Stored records
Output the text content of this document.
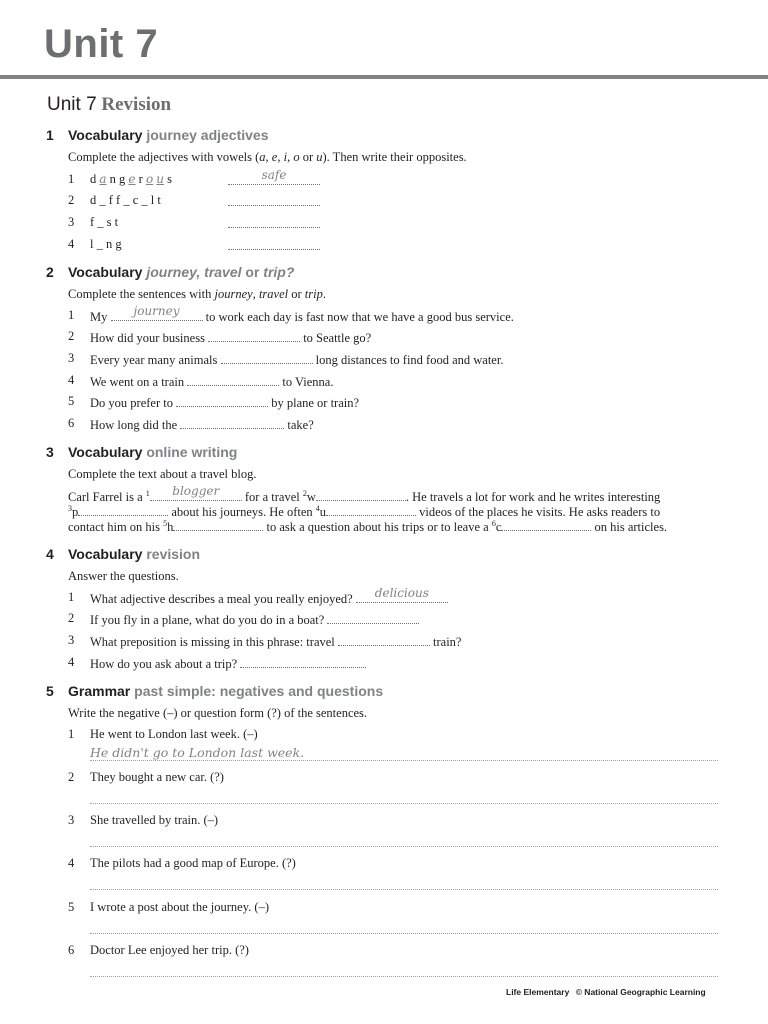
Unit 7
Unit 7 Revision
1 Vocabulary journey adjectives
Complete the adjectives with vowels (a, e, i, o or u). Then write their opposites.
1 d a n g e r o u s	safe
2 d _ f f _ c _ l t
3 f _ s t
4 l _ n g
2 Vocabulary journey, travel or trip?
Complete the sentences with journey, travel or trip.
1 My	journey	to work each day is fast now that we have a good bus service.
2 How did your business	to Seattle go?
3 Every year many animals	long distances to find food and water.
4 We went on a train	to Vienna.
5 Do you prefer to	by plane or train?
6 How long did the	take?
3 Vocabulary online writing
Complete the text about a travel blog.
Carl Farrel is a $^1$	blogger	for a travel $^2$w	. He travels a lot for work and he writes interesting
$^3$p	about his journeys. He often $^4$u	videos of the places he visits. He asks readers to
contact him on his $^5$h	to ask a question about his trips or to leave a $^6$c	on his articles.
4 Vocabulary revision
Answer the questions.
1 What adjective describes a meal you really enjoyed?	delicious
2 If you fly in a plane, what do you do in a boat?
3 What preposition is missing in this phrase: travel	train?
4 How do you ask about a trip?
5 Grammar past simple: negatives and questions
Write the negative (–) or question form (?) of the sentences.
1 He went to London last week. (–)
He didn't go to London last week.
2 They bought a new car. (?)
3 She travelled by train. (–)
4 The pilots had a good map of Europe. (?)
5 I wrote a post about the journey. (–)
6 Doctor Lee enjoyed her trip. (?)
Life Elementary © National Geographic Learning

[Work to do] Go through the entries above and print each one exactly, minus the pictures.

[Final result]
Output the text content of this document.
Unit 7
Unit 7 Revision
1 Vocabulary journey adjectives
Complete the adjectives with vowels (a, e, i, o or u). Then write their opposites.
1 d a n g e r o u s	safe
2 d _ f f _ c _ l t
3 f _ s t
4 l _ n g
2 Vocabulary journey, travel or trip?
Complete the sentences with journey, travel or trip.
1 My	journey	to work each day is fast now that we have a good bus service.
2 How did your business	to Seattle go?
3 Every year many animals	long distances to find food and water.
4 We went on a train	to Vienna.
5 Do you prefer to	by plane or train?
6 How long did the	take?
3 Vocabulary online writing
Complete the text about a travel blog.
Carl Farrel is a $^1$	blogger	for a travel $^2$w	. He travels a lot for work and he writes interesting
$^3$p	about his journeys. He often $^4$u	videos of the places he visits. He asks readers to
contact him on his $^5$h	to ask a question about his trips or to leave a $^6$c	on his articles.
4 Vocabulary revision
Answer the questions.
1 What adjective describes a meal you really enjoyed?	delicious
2 If you fly in a plane, what do you do in a boat?
3 What preposition is missing in this phrase: travel	train?
4 How do you ask about a trip?
5 Grammar past simple: negatives and questions
Write the negative (–) or question form (?) of the sentences.
1 He went to London last week. (–)
He didn't go to London last week.
2 They bought a new car. (?)
3 She travelled by train. (–)
4 The pilots had a good map of Europe. (?)
5 I wrote a post about the journey. (–)
6 Doctor Lee enjoyed her trip. (?)
Life Elementary © National Geographic Learning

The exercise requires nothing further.